Find each line with the word "слайда" and copy it.
-.-.-
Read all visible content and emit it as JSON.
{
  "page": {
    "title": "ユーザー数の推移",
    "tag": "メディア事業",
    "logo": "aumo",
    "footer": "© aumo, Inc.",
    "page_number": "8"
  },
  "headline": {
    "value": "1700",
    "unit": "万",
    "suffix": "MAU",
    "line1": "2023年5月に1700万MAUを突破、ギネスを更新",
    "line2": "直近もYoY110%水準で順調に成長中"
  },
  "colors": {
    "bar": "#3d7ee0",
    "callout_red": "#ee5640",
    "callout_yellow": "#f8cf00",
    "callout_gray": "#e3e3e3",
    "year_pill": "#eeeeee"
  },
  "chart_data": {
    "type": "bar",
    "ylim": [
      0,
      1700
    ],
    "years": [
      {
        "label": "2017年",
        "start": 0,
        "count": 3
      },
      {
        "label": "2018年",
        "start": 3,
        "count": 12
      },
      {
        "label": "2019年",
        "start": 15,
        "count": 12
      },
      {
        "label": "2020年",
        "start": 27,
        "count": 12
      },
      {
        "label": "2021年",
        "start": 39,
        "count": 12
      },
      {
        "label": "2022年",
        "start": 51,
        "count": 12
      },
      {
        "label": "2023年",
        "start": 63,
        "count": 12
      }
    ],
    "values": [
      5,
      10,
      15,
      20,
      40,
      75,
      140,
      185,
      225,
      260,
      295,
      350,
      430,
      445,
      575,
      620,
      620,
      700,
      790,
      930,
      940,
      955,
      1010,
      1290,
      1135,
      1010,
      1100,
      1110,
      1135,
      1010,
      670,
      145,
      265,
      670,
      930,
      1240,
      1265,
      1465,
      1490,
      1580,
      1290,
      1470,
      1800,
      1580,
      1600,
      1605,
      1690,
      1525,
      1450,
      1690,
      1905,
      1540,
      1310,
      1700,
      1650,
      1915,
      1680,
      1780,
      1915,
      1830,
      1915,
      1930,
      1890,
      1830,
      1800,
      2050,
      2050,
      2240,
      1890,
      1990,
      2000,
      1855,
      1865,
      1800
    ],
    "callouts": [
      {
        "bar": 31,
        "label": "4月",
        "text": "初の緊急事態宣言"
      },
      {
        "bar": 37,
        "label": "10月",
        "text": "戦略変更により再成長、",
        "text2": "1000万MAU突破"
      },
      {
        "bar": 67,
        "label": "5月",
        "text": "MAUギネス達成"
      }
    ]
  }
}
-.-.-
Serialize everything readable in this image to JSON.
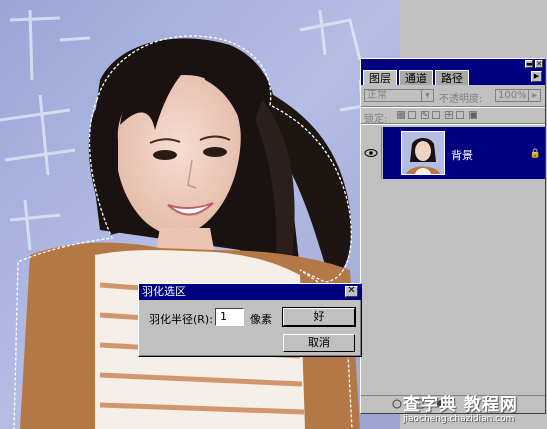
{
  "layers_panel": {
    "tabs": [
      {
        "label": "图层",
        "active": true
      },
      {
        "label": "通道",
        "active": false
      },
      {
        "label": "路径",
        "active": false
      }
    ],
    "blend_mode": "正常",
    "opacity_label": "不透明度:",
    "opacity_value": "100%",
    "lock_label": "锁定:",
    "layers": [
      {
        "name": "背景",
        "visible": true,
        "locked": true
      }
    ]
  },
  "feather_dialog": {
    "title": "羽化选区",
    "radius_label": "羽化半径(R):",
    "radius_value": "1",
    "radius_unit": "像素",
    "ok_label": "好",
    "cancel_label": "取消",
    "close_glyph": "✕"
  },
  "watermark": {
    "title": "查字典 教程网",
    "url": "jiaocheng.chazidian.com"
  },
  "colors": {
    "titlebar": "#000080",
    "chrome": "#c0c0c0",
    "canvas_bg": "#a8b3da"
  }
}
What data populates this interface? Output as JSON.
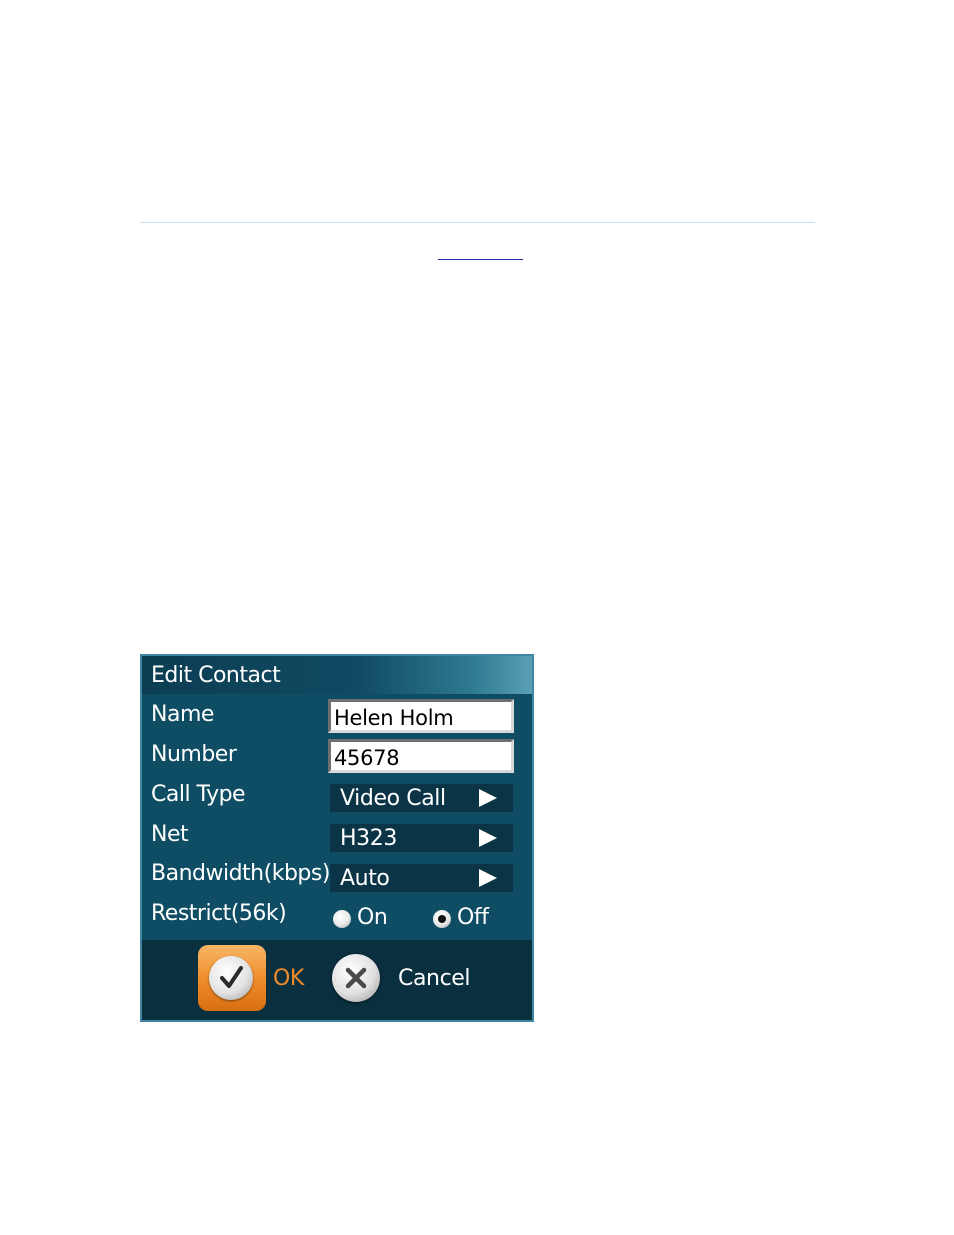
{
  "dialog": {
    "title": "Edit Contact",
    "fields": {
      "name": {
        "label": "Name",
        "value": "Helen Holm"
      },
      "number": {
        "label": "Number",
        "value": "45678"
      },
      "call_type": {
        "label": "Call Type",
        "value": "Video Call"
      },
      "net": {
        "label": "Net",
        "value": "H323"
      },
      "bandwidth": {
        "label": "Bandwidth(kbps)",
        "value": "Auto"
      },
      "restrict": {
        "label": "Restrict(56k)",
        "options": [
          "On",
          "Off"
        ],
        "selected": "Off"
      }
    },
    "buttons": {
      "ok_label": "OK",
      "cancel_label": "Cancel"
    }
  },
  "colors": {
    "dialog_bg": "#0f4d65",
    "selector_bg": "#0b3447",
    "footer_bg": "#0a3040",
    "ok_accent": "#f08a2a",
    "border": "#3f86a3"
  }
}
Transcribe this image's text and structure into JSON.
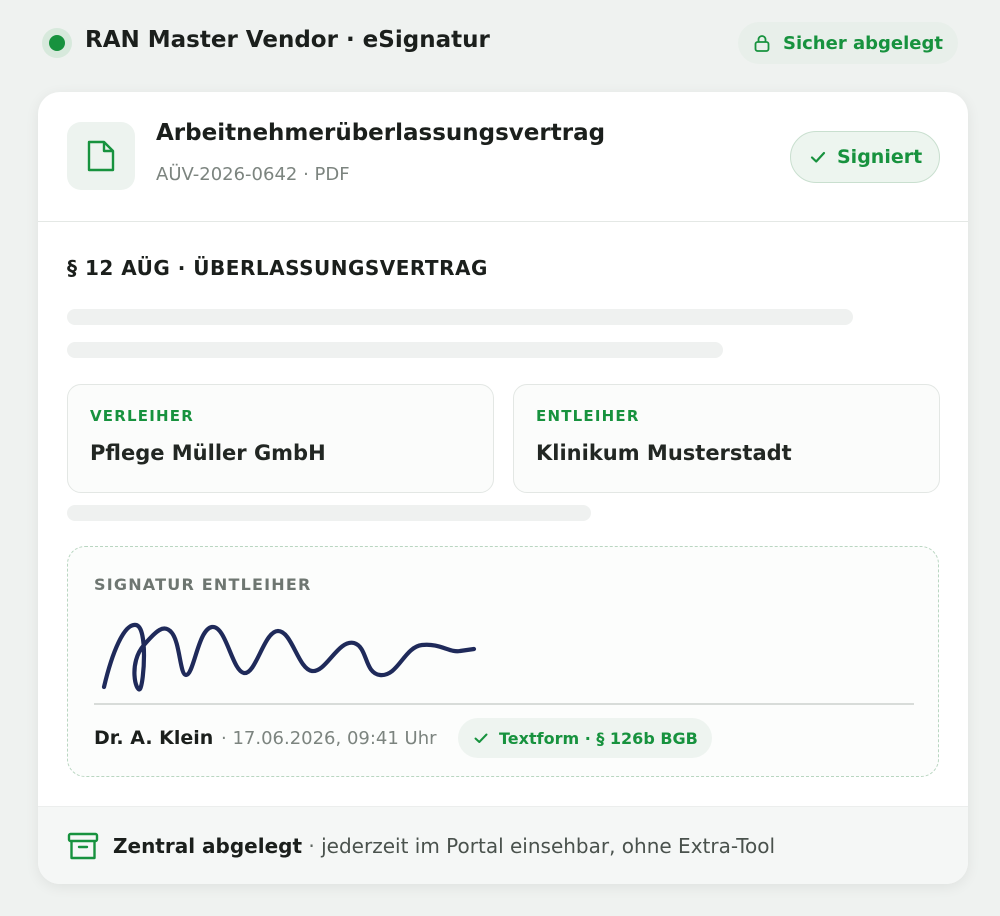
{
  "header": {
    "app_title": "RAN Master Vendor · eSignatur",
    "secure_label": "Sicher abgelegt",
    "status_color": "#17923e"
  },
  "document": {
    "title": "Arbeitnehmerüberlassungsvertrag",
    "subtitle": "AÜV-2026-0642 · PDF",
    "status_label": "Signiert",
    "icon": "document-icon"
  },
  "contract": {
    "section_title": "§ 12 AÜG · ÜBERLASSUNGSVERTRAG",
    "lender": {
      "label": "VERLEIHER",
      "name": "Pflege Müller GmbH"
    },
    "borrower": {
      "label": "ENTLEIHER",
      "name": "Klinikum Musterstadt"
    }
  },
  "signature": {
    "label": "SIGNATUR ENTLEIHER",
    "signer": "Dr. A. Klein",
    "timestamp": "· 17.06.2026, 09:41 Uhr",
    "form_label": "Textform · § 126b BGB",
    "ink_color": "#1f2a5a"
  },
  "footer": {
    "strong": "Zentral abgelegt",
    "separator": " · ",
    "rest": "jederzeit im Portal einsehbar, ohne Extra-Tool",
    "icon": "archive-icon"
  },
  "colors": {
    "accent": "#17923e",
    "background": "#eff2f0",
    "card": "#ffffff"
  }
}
-.-.-
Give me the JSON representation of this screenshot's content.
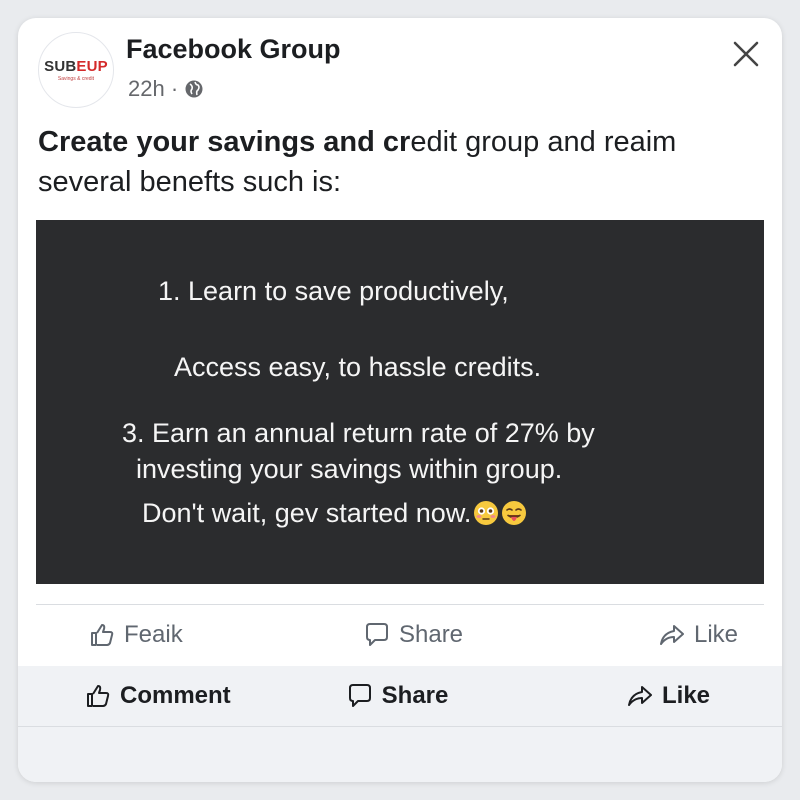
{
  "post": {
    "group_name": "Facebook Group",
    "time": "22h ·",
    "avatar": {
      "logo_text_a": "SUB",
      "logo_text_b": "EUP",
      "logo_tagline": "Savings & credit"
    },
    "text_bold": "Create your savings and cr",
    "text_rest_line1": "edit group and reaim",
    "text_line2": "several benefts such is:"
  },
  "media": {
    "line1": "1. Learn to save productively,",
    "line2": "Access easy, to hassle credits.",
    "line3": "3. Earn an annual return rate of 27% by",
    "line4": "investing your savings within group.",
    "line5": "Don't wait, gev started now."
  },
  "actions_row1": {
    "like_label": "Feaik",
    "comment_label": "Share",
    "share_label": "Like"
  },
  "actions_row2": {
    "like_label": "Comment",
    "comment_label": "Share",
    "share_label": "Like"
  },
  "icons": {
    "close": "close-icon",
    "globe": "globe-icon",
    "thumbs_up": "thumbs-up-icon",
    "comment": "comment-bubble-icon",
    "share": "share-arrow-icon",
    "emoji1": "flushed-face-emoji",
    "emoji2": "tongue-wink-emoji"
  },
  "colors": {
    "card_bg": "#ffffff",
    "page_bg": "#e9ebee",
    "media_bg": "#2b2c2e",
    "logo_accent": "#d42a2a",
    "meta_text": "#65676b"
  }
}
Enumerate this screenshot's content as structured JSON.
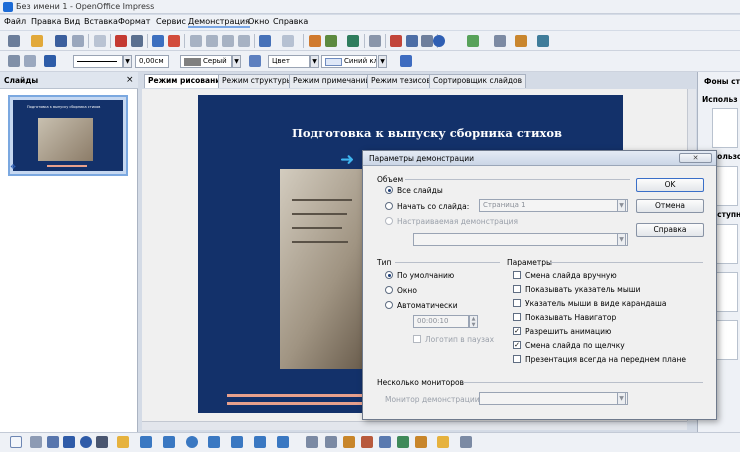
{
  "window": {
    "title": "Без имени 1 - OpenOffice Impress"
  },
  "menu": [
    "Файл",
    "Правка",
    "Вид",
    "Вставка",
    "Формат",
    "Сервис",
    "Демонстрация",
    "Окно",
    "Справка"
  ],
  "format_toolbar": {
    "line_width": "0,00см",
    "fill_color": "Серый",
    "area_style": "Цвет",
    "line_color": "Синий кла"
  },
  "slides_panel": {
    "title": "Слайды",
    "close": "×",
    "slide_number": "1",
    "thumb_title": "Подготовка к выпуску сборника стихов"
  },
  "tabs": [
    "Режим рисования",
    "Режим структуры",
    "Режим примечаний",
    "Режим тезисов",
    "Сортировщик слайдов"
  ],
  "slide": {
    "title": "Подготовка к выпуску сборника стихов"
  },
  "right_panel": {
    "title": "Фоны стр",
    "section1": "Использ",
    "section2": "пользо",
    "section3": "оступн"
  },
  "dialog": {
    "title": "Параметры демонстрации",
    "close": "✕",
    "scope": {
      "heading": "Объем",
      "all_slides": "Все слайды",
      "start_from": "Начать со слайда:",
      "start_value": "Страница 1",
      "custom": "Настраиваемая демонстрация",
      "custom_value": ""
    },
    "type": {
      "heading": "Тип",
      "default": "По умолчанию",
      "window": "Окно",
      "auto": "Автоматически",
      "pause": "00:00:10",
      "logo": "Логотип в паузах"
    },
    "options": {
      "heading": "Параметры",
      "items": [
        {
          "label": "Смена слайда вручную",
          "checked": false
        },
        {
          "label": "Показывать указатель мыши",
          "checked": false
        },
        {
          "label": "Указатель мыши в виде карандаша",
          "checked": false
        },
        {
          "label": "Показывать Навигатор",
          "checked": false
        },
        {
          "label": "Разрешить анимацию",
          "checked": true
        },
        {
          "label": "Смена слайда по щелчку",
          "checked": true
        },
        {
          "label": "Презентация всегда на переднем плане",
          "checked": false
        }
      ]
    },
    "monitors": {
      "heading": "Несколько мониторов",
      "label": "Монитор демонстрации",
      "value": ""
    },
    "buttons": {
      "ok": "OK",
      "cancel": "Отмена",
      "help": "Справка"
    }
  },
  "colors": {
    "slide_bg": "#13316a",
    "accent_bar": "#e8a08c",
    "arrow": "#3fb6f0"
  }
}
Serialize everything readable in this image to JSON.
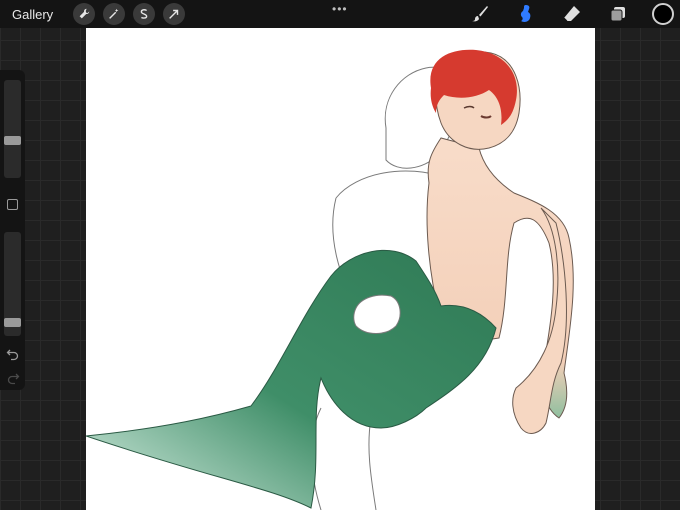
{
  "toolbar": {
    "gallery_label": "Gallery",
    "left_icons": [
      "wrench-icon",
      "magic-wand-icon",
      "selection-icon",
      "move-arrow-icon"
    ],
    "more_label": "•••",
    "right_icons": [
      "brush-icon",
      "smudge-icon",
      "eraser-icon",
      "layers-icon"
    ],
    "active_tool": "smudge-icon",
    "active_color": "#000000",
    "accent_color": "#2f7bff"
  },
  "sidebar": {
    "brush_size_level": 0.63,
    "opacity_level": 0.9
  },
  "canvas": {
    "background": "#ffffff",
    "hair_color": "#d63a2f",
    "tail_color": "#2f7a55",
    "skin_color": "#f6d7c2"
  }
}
-.-.-
* _Answer to the exercise_
      "start_from": "Начать со слайда:",
          "label": "Смена слайда вручную",
          "label": "Смена слайда по щелчку",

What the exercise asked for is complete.